- ENTRIES PROVIDED -
* Start *

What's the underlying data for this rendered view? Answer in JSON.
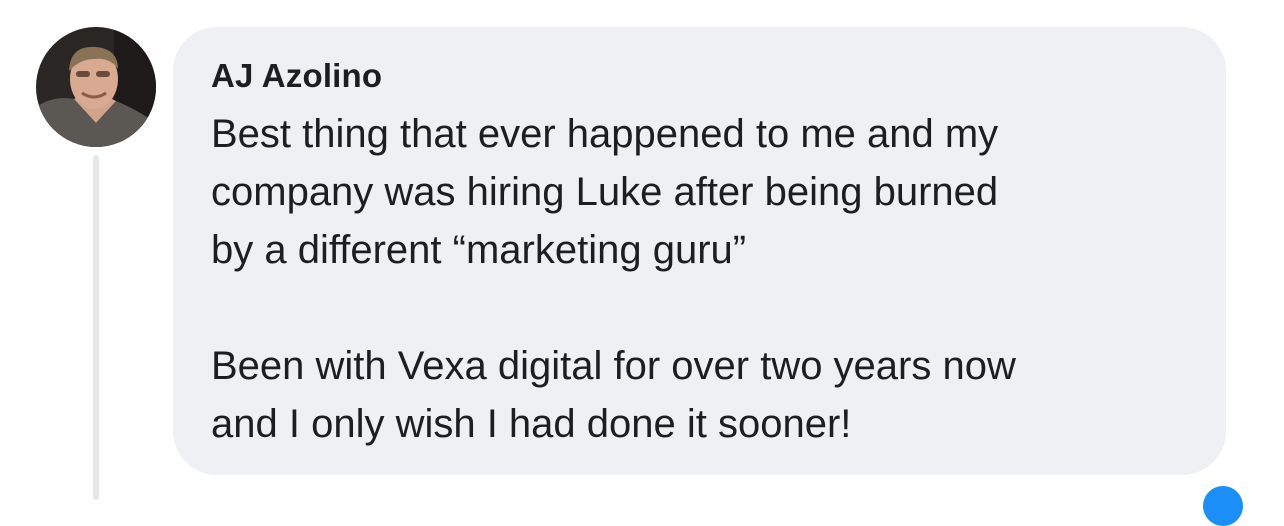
{
  "comment": {
    "author": "AJ Azolino",
    "paragraphs": [
      "Best thing that ever happened to me and my\ncompany was hiring Luke after being burned\nby a different “marketing guru”",
      "Been with Vexa digital for over two years now\nand I only wish I had done it sooner!"
    ]
  },
  "colors": {
    "bubble_background": "#eff0f4",
    "text": "#1c1e21",
    "thread_line": "#e4e6ea",
    "accent": "#1b8ef7"
  },
  "icons": {
    "avatar": "profile-photo"
  }
}
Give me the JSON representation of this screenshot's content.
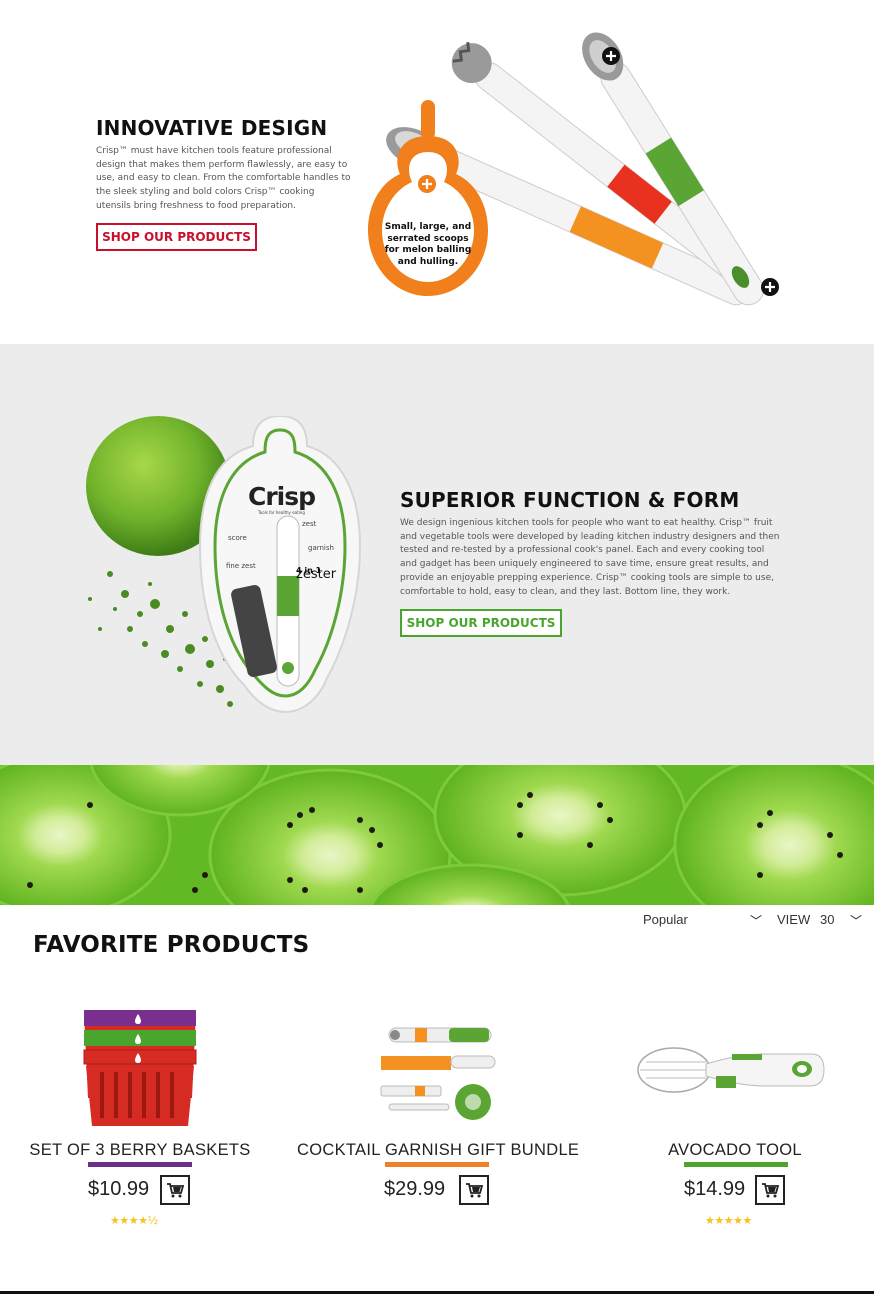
{
  "innovative": {
    "title": "INNOVATIVE DESIGN",
    "body": "Crisp™ must have kitchen tools feature professional design that makes them perform flawlessly, are easy to use, and easy to clean. From the comfortable handles to the sleek styling and bold colors Crisp™ cooking utensils bring freshness to food preparation.",
    "button": "SHOP OUR PRODUCTS",
    "callout": "Small, large, and serrated scoops for melon balling and hulling.",
    "accent": "#c8102e"
  },
  "superior": {
    "title": "SUPERIOR FUNCTION & FORM",
    "body": "We design ingenious kitchen tools for people who want to eat healthy. Crisp™ fruit and vegetable tools were developed by leading kitchen industry designers and then tested and re-tested by a professional cook's panel. Each and every cooking tool and gadget has been uniquely engineered to save time, ensure great results, and provide an enjoyable prepping experience. Crisp™ cooking tools are simple to use, comfortable to hold, easy to clean, and they last. Bottom line, they work.",
    "button": "SHOP OUR PRODUCTS",
    "accent": "#4aa52e",
    "package": {
      "brand": "Crisp",
      "tagline": "Tools for healthy eating",
      "labels": [
        "zest",
        "score",
        "garnish",
        "fine zest",
        "4 in 1",
        "zester"
      ]
    }
  },
  "products_section": {
    "title": "FAVORITE PRODUCTS",
    "sort_label": "Popular",
    "view_label": "VIEW",
    "view_value": "30",
    "items": [
      {
        "name": "SET OF 3 BERRY BASKETS",
        "price": "$10.99",
        "color": "#6d2d8b",
        "stars": "★★★★½",
        "rating": 4.5
      },
      {
        "name": "COCKTAIL GARNISH GIFT BUNDLE",
        "price": "$29.99",
        "color": "#f08027",
        "stars": "",
        "rating": 0
      },
      {
        "name": "AVOCADO TOOL",
        "price": "$14.99",
        "color": "#4aa52e",
        "stars": "★★★★★",
        "rating": 5
      }
    ]
  }
}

* End *

- REQUIREMENTS -
Of the lines in the records, determine how many contain the word "cooking", and report that number alone.

- COMPLETE RESPONSE -
2